-- START --

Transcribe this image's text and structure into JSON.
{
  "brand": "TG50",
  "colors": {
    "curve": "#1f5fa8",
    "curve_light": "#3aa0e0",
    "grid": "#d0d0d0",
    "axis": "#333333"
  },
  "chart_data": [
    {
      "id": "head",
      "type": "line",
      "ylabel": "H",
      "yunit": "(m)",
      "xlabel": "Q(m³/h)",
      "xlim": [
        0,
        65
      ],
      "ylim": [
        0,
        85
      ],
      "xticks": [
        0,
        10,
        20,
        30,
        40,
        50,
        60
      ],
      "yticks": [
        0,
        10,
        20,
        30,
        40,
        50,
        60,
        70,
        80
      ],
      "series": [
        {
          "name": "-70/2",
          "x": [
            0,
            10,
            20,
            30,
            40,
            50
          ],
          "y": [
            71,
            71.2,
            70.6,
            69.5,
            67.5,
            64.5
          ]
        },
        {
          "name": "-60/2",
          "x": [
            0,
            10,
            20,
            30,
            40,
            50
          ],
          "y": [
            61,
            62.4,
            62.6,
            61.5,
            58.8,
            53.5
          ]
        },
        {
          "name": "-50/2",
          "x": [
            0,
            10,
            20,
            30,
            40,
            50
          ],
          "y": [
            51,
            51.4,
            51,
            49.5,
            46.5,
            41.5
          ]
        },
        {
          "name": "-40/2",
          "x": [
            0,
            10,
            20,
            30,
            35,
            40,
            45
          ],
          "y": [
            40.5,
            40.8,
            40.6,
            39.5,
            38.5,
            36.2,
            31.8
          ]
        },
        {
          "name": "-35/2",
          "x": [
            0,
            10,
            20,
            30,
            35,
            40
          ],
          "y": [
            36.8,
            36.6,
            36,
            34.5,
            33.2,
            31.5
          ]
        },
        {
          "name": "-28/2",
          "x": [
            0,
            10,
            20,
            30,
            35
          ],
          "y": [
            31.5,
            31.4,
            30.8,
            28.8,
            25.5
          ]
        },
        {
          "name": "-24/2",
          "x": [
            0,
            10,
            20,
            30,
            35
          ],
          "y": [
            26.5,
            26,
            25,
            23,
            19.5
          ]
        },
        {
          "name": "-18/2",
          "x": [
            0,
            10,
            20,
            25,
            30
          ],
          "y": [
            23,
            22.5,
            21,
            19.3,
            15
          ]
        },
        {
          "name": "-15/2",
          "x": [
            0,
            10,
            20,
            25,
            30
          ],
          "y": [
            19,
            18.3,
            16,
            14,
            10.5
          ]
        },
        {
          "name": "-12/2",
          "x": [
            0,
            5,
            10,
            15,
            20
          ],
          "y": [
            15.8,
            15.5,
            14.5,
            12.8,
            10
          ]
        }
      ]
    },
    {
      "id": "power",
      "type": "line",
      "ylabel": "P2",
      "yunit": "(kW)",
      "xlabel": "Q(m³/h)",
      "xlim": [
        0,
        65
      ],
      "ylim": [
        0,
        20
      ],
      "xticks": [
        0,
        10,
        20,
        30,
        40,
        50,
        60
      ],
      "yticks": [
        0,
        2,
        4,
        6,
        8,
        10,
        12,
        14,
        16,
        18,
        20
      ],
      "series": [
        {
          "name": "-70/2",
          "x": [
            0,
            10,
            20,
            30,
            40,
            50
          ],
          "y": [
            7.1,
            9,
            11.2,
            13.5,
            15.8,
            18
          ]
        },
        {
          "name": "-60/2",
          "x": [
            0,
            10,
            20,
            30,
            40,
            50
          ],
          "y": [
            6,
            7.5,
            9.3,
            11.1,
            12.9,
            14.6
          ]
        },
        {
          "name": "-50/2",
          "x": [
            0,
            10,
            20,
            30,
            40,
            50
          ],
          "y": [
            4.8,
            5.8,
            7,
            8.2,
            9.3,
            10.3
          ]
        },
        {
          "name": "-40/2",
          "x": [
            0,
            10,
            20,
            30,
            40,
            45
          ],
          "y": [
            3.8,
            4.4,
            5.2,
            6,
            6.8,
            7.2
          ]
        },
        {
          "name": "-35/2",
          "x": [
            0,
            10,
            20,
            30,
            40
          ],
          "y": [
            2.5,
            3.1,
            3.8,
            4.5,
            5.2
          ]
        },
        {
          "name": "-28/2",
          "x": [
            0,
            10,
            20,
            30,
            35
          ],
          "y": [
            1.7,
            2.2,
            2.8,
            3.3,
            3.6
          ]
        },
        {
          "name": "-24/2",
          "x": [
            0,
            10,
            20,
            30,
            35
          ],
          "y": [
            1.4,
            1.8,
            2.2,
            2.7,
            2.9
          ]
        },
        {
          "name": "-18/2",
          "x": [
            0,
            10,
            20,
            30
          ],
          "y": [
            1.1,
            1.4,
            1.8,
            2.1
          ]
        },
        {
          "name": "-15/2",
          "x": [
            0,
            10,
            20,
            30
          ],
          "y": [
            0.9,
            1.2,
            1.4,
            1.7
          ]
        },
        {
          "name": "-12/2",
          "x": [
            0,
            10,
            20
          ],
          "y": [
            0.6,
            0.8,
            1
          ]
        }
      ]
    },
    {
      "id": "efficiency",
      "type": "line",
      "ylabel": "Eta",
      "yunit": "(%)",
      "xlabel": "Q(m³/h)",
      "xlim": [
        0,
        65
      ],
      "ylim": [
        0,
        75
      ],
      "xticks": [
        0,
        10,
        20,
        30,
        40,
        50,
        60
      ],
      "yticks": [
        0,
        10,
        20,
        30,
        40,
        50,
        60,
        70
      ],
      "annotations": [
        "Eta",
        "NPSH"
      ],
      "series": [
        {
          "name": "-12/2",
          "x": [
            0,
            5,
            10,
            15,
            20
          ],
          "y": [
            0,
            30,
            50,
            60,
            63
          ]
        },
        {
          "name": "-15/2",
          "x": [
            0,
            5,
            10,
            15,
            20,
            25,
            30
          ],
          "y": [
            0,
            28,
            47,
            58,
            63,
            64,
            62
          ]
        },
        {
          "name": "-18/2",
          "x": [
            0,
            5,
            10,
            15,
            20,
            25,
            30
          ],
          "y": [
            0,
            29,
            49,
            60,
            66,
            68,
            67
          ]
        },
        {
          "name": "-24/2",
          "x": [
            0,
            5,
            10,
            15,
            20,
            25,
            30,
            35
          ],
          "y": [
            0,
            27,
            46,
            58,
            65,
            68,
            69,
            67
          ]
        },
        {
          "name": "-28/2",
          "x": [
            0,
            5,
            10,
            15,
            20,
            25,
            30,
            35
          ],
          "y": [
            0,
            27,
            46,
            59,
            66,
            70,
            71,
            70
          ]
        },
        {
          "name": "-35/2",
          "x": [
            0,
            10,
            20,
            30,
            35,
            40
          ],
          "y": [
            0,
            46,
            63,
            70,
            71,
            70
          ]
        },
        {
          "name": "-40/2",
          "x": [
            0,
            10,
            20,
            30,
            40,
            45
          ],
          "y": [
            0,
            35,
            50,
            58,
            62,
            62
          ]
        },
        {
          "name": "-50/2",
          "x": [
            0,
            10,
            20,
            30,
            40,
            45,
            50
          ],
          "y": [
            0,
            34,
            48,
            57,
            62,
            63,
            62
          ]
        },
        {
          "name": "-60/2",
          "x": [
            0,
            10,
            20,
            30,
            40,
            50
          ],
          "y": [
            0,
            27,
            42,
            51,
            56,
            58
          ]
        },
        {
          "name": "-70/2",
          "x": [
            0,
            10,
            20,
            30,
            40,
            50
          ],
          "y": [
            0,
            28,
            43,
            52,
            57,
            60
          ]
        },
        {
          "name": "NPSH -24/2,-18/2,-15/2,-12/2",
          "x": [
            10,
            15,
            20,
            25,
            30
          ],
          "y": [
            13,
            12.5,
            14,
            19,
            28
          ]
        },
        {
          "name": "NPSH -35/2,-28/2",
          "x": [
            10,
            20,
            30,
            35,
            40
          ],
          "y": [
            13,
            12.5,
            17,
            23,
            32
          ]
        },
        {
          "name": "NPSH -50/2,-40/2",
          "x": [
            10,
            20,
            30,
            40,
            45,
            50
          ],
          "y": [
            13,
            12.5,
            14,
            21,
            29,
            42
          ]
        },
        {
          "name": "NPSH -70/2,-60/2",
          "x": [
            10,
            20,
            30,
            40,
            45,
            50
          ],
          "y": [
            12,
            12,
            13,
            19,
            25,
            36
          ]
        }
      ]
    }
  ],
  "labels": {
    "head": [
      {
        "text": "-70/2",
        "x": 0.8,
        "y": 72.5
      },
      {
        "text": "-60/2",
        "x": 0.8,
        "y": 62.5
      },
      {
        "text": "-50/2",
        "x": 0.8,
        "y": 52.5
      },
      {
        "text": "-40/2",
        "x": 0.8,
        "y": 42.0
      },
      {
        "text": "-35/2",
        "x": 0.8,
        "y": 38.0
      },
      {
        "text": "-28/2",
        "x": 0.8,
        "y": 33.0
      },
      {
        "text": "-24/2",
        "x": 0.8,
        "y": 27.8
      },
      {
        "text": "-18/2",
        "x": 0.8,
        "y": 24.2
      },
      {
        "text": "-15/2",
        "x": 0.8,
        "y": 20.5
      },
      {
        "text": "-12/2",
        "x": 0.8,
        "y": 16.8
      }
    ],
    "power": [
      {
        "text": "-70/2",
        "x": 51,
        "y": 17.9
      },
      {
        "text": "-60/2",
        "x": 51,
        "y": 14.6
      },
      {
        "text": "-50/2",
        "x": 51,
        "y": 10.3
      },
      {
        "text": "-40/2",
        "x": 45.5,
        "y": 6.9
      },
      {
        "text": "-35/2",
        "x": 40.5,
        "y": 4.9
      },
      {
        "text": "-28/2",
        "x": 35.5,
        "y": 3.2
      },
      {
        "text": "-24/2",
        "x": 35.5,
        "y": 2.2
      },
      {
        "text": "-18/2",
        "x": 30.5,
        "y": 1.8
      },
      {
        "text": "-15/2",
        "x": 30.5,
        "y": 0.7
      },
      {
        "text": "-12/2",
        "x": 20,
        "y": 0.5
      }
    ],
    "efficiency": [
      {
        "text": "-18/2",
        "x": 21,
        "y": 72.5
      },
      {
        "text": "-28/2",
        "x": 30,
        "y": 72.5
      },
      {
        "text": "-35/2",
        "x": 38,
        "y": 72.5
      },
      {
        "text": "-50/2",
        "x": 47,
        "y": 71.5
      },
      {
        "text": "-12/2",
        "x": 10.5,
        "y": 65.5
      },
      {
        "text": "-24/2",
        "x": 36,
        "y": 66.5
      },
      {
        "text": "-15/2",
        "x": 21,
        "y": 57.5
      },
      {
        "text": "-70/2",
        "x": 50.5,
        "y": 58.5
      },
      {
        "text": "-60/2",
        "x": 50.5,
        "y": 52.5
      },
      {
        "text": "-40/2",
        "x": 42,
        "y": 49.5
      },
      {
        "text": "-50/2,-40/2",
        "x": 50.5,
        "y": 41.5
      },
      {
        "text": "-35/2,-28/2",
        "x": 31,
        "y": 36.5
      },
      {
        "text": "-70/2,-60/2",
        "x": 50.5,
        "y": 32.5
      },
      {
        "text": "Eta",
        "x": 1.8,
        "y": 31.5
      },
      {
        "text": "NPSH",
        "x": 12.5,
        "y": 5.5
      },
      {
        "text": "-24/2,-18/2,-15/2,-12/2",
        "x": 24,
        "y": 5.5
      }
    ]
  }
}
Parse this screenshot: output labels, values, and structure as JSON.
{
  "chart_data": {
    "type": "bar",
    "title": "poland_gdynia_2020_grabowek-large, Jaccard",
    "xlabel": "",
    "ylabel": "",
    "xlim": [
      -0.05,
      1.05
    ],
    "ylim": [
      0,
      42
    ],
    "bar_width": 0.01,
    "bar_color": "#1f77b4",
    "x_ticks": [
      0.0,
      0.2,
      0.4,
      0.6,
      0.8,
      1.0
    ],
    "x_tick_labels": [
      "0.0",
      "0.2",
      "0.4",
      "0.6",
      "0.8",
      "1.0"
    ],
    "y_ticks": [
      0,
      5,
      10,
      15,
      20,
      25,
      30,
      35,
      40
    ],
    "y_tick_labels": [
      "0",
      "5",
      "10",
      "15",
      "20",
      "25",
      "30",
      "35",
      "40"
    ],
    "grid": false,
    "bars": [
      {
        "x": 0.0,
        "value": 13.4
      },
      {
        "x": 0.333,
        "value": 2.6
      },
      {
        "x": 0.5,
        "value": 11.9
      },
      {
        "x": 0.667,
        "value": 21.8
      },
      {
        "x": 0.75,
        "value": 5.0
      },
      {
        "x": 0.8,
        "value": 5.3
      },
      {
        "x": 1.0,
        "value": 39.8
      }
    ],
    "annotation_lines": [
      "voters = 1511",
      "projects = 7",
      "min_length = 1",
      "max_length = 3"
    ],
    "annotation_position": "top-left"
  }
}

-- END --

Give back, unchanged, every line from the one with "Parse this screenshot: output" to the end of the entries above.

- _Full answer_
Parse this screenshot: output labels, values, and structure as JSON.
{
  "chart_data": {
    "type": "bar",
    "title": "poland_gdynia_2020_grabowek-large, Jaccard",
    "xlabel": "",
    "ylabel": "",
    "xlim": [
      -0.05,
      1.05
    ],
    "ylim": [
      0,
      42
    ],
    "bar_width": 0.01,
    "bar_color": "#1f77b4",
    "x_ticks": [
      0.0,
      0.2,
      0.4,
      0.6,
      0.8,
      1.0
    ],
    "x_tick_labels": [
      "0.0",
      "0.2",
      "0.4",
      "0.6",
      "0.8",
      "1.0"
    ],
    "y_ticks": [
      0,
      5,
      10,
      15,
      20,
      25,
      30,
      35,
      40
    ],
    "y_tick_labels": [
      "0",
      "5",
      "10",
      "15",
      "20",
      "25",
      "30",
      "35",
      "40"
    ],
    "grid": false,
    "bars": [
      {
        "x": 0.0,
        "value": 13.4
      },
      {
        "x": 0.333,
        "value": 2.6
      },
      {
        "x": 0.5,
        "value": 11.9
      },
      {
        "x": 0.667,
        "value": 21.8
      },
      {
        "x": 0.75,
        "value": 5.0
      },
      {
        "x": 0.8,
        "value": 5.3
      },
      {
        "x": 1.0,
        "value": 39.8
      }
    ],
    "annotation_lines": [
      "voters = 1511",
      "projects = 7",
      "min_length = 1",
      "max_length = 3"
    ],
    "annotation_position": "top-left"
  }
}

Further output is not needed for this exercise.